TASK DIRECTIONS
Every line of the material is to be quoted verbatim, minus the pictures.

RAW RECORDS
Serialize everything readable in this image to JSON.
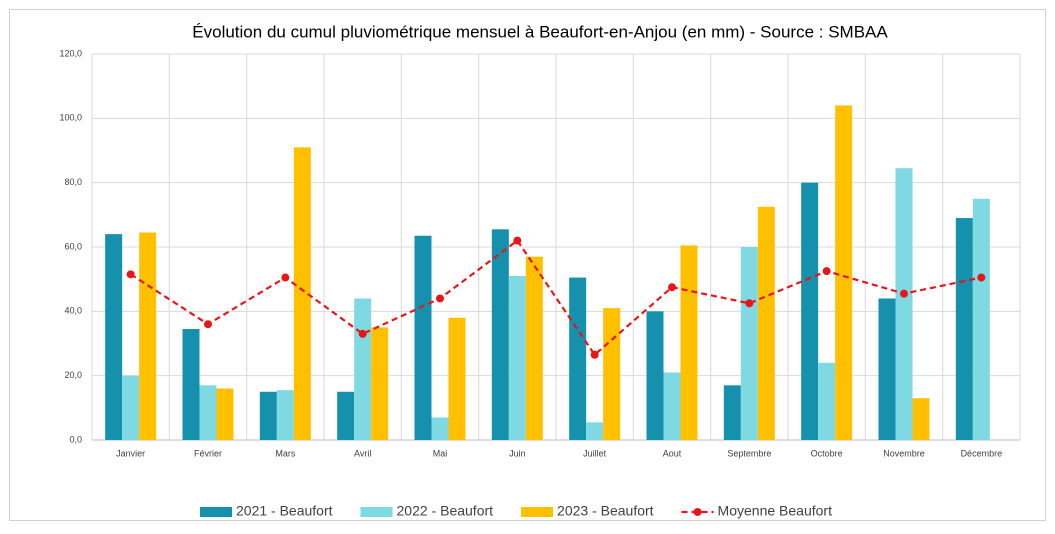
{
  "chart_data": {
    "type": "bar",
    "title": "Évolution du cumul pluviométrique mensuel à Beaufort-en-Anjou (en mm) - Source : SMBAA",
    "categories": [
      "Janvier",
      "Février",
      "Mars",
      "Avril",
      "Mai",
      "Juin",
      "Juillet",
      "Aout",
      "Septembre",
      "Octobre",
      "Novembre",
      "Décembre"
    ],
    "series": [
      {
        "name": "2021 - Beaufort",
        "type": "bar",
        "color": "#1591ad",
        "values": [
          64,
          34.5,
          15,
          15,
          63.5,
          65.5,
          50.5,
          40,
          17,
          80,
          44,
          69
        ]
      },
      {
        "name": "2022 - Beaufort",
        "type": "bar",
        "color": "#7fd9e3",
        "values": [
          20,
          17,
          15.5,
          44,
          7,
          51,
          5.5,
          21,
          60,
          24,
          84.5,
          75
        ]
      },
      {
        "name": "2023 - Beaufort",
        "type": "bar",
        "color": "#ffc000",
        "values": [
          64.5,
          16,
          91,
          35,
          38,
          57,
          41,
          60.5,
          72.5,
          104,
          13,
          null
        ]
      },
      {
        "name": "Moyenne Beaufort",
        "type": "line",
        "color": "#e8161b",
        "values": [
          51.5,
          36,
          50.5,
          33,
          44,
          62,
          26.5,
          47.5,
          42.5,
          52.5,
          45.5,
          50.5
        ]
      }
    ],
    "ylim": [
      0,
      120
    ],
    "yticks": [
      {
        "value": 0,
        "label": "0,0"
      },
      {
        "value": 20,
        "label": "20,0"
      },
      {
        "value": 40,
        "label": "40,0"
      },
      {
        "value": 60,
        "label": "60,0"
      },
      {
        "value": 80,
        "label": "80,0"
      },
      {
        "value": 100,
        "label": "100,0"
      },
      {
        "value": 120,
        "label": "120,0"
      }
    ],
    "grid": true,
    "legend": "bottom"
  }
}
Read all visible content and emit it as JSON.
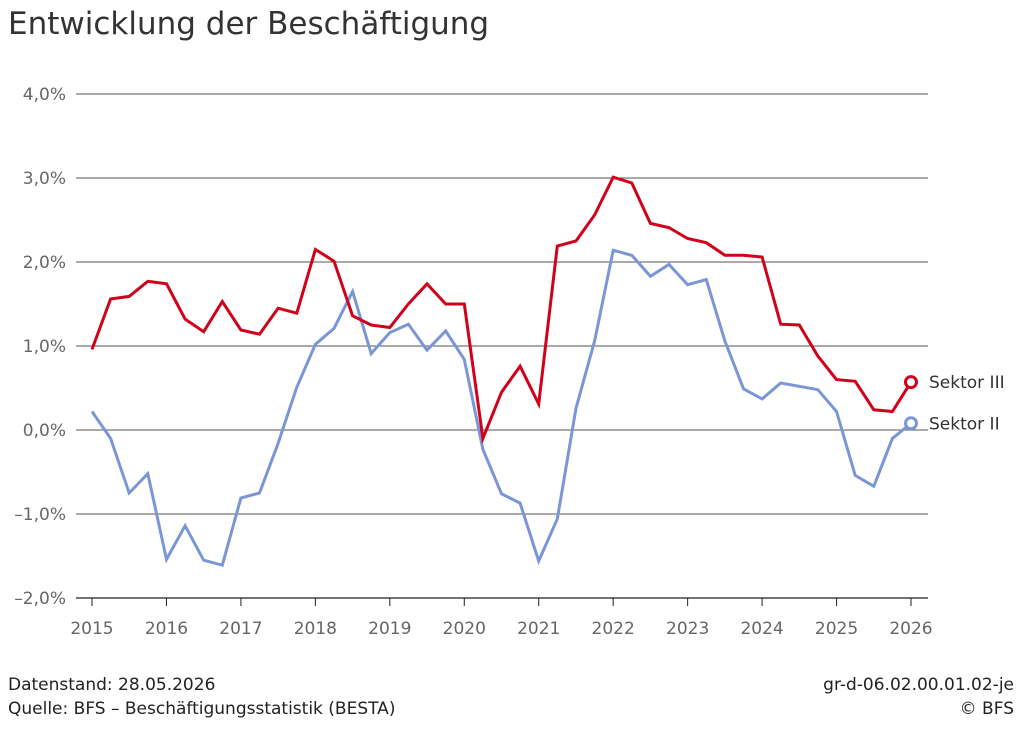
{
  "title": "Entwicklung der Beschäftigung",
  "footer": {
    "datenstand": "Datenstand: 28.05.2026",
    "quelle": "Quelle: BFS – Beschäftigungsstatistik (BESTA)",
    "code": "gr-d-06.02.00.01.02-je",
    "copyright": "© BFS"
  },
  "chart_data": {
    "type": "line",
    "title": "Entwicklung der Beschäftigung",
    "xlabel": "",
    "ylabel": "",
    "xlim": [
      2015,
      2026
    ],
    "ylim": [
      -2.0,
      4.0
    ],
    "x_ticks": [
      "2015",
      "2016",
      "2017",
      "2018",
      "2019",
      "2020",
      "2021",
      "2022",
      "2023",
      "2024",
      "2025",
      "2026"
    ],
    "y_ticks": [
      "–2,0%",
      "–1,0%",
      "0,0%",
      "1,0%",
      "2,0%",
      "3,0%",
      "4,0%"
    ],
    "y_tick_values": [
      -2,
      -1,
      0,
      1,
      2,
      3,
      4
    ],
    "grid": "horizontal",
    "legend": "right-end labels",
    "x": [
      2015.0,
      2015.25,
      2015.5,
      2015.75,
      2016.0,
      2016.25,
      2016.5,
      2016.75,
      2017.0,
      2017.25,
      2017.5,
      2017.75,
      2018.0,
      2018.25,
      2018.5,
      2018.75,
      2019.0,
      2019.25,
      2019.5,
      2019.75,
      2020.0,
      2020.25,
      2020.5,
      2020.75,
      2021.0,
      2021.25,
      2021.5,
      2021.75,
      2022.0,
      2022.25,
      2022.5,
      2022.75,
      2023.0,
      2023.25,
      2023.5,
      2023.75,
      2024.0,
      2024.25,
      2024.5,
      2024.75,
      2025.0,
      2025.25,
      2025.5,
      2025.75,
      2026.0
    ],
    "series": [
      {
        "name": "Sektor III",
        "color": "#d0021b",
        "values": [
          0.96,
          1.56,
          1.59,
          1.77,
          1.74,
          1.32,
          1.17,
          1.53,
          1.19,
          1.14,
          1.45,
          1.39,
          2.15,
          2.01,
          1.36,
          1.25,
          1.22,
          1.5,
          1.74,
          1.5,
          1.5,
          -0.1,
          0.45,
          0.76,
          0.31,
          2.19,
          2.25,
          2.56,
          3.01,
          2.94,
          2.46,
          2.41,
          2.28,
          2.23,
          2.08,
          2.08,
          2.06,
          1.26,
          1.25,
          0.88,
          0.6,
          0.58,
          0.24,
          0.22,
          0.57
        ]
      },
      {
        "name": "Sektor II",
        "color": "#7b96d6",
        "values": [
          0.22,
          -0.1,
          -0.75,
          -0.52,
          -1.54,
          -1.14,
          -1.55,
          -1.61,
          -0.81,
          -0.75,
          -0.16,
          0.51,
          1.02,
          1.21,
          1.65,
          0.91,
          1.16,
          1.26,
          0.95,
          1.18,
          0.84,
          -0.23,
          -0.76,
          -0.87,
          -1.56,
          -1.06,
          0.26,
          1.06,
          2.14,
          2.08,
          1.83,
          1.97,
          1.73,
          1.79,
          1.06,
          0.49,
          0.37,
          0.56,
          0.52,
          0.48,
          0.22,
          -0.54,
          -0.67,
          -0.1,
          0.08
        ]
      }
    ]
  }
}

EXERCISE OUTPUT
Serialize everything readable in this image to JSON.
{
  "chart_data": {
    "type": "bar",
    "title": "Évolution du cumul pluviométrique mensuel à Beaufort-en-Anjou (en mm) - Source : SMBAA",
    "categories": [
      "Janvier",
      "Février",
      "Mars",
      "Avril",
      "Mai",
      "Juin",
      "Juillet",
      "Aout",
      "Septembre",
      "Octobre",
      "Novembre",
      "Décembre"
    ],
    "series": [
      {
        "name": "2021 - Beaufort",
        "type": "bar",
        "color": "#1591ad",
        "values": [
          64,
          34.5,
          15,
          15,
          63.5,
          65.5,
          50.5,
          40,
          17,
          80,
          44,
          69
        ]
      },
      {
        "name": "2022 - Beaufort",
        "type": "bar",
        "color": "#7fd9e3",
        "values": [
          20,
          17,
          15.5,
          44,
          7,
          51,
          5.5,
          21,
          60,
          24,
          84.5,
          75
        ]
      },
      {
        "name": "2023 - Beaufort",
        "type": "bar",
        "color": "#ffc000",
        "values": [
          64.5,
          16,
          91,
          35,
          38,
          57,
          41,
          60.5,
          72.5,
          104,
          13,
          null
        ]
      },
      {
        "name": "Moyenne Beaufort",
        "type": "line",
        "color": "#e8161b",
        "values": [
          51.5,
          36,
          50.5,
          33,
          44,
          62,
          26.5,
          47.5,
          42.5,
          52.5,
          45.5,
          50.5
        ]
      }
    ],
    "ylim": [
      0,
      120
    ],
    "yticks": [
      {
        "value": 0,
        "label": "0,0"
      },
      {
        "value": 20,
        "label": "20,0"
      },
      {
        "value": 40,
        "label": "40,0"
      },
      {
        "value": 60,
        "label": "60,0"
      },
      {
        "value": 80,
        "label": "80,0"
      },
      {
        "value": 100,
        "label": "100,0"
      },
      {
        "value": 120,
        "label": "120,0"
      }
    ],
    "grid": true,
    "legend": "bottom"
  }
}
Read all visible content and emit it as JSON.
{
  "title": "Entwicklung der Beschäftigung",
  "footer": {
    "datenstand": "Datenstand: 28.05.2026",
    "quelle": "Quelle: BFS – Beschäftigungsstatistik (BESTA)",
    "code": "gr-d-06.02.00.01.02-je",
    "copyright": "© BFS"
  },
  "chart_data": {
    "type": "line",
    "title": "Entwicklung der Beschäftigung",
    "xlabel": "",
    "ylabel": "",
    "xlim": [
      2015,
      2026
    ],
    "ylim": [
      -2.0,
      4.0
    ],
    "x_ticks": [
      "2015",
      "2016",
      "2017",
      "2018",
      "2019",
      "2020",
      "2021",
      "2022",
      "2023",
      "2024",
      "2025",
      "2026"
    ],
    "y_ticks": [
      "–2,0%",
      "–1,0%",
      "0,0%",
      "1,0%",
      "2,0%",
      "3,0%",
      "4,0%"
    ],
    "y_tick_values": [
      -2,
      -1,
      0,
      1,
      2,
      3,
      4
    ],
    "grid": "horizontal",
    "legend": "right-end labels",
    "x": [
      2015.0,
      2015.25,
      2015.5,
      2015.75,
      2016.0,
      2016.25,
      2016.5,
      2016.75,
      2017.0,
      2017.25,
      2017.5,
      2017.75,
      2018.0,
      2018.25,
      2018.5,
      2018.75,
      2019.0,
      2019.25,
      2019.5,
      2019.75,
      2020.0,
      2020.25,
      2020.5,
      2020.75,
      2021.0,
      2021.25,
      2021.5,
      2021.75,
      2022.0,
      2022.25,
      2022.5,
      2022.75,
      2023.0,
      2023.25,
      2023.5,
      2023.75,
      2024.0,
      2024.25,
      2024.5,
      2024.75,
      2025.0,
      2025.25,
      2025.5,
      2025.75,
      2026.0
    ],
    "series": [
      {
        "name": "Sektor III",
        "color": "#d0021b",
        "values": [
          0.96,
          1.56,
          1.59,
          1.77,
          1.74,
          1.32,
          1.17,
          1.53,
          1.19,
          1.14,
          1.45,
          1.39,
          2.15,
          2.01,
          1.36,
          1.25,
          1.22,
          1.5,
          1.74,
          1.5,
          1.5,
          -0.1,
          0.45,
          0.76,
          0.31,
          2.19,
          2.25,
          2.56,
          3.01,
          2.94,
          2.46,
          2.41,
          2.28,
          2.23,
          2.08,
          2.08,
          2.06,
          1.26,
          1.25,
          0.88,
          0.6,
          0.58,
          0.24,
          0.22,
          0.57
        ]
      },
      {
        "name": "Sektor II",
        "color": "#7b96d6",
        "values": [
          0.22,
          -0.1,
          -0.75,
          -0.52,
          -1.54,
          -1.14,
          -1.55,
          -1.61,
          -0.81,
          -0.75,
          -0.16,
          0.51,
          1.02,
          1.21,
          1.65,
          0.91,
          1.16,
          1.26,
          0.95,
          1.18,
          0.84,
          -0.23,
          -0.76,
          -0.87,
          -1.56,
          -1.06,
          0.26,
          1.06,
          2.14,
          2.08,
          1.83,
          1.97,
          1.73,
          1.79,
          1.06,
          0.49,
          0.37,
          0.56,
          0.52,
          0.48,
          0.22,
          -0.54,
          -0.67,
          -0.1,
          0.08
        ]
      }
    ]
  }
}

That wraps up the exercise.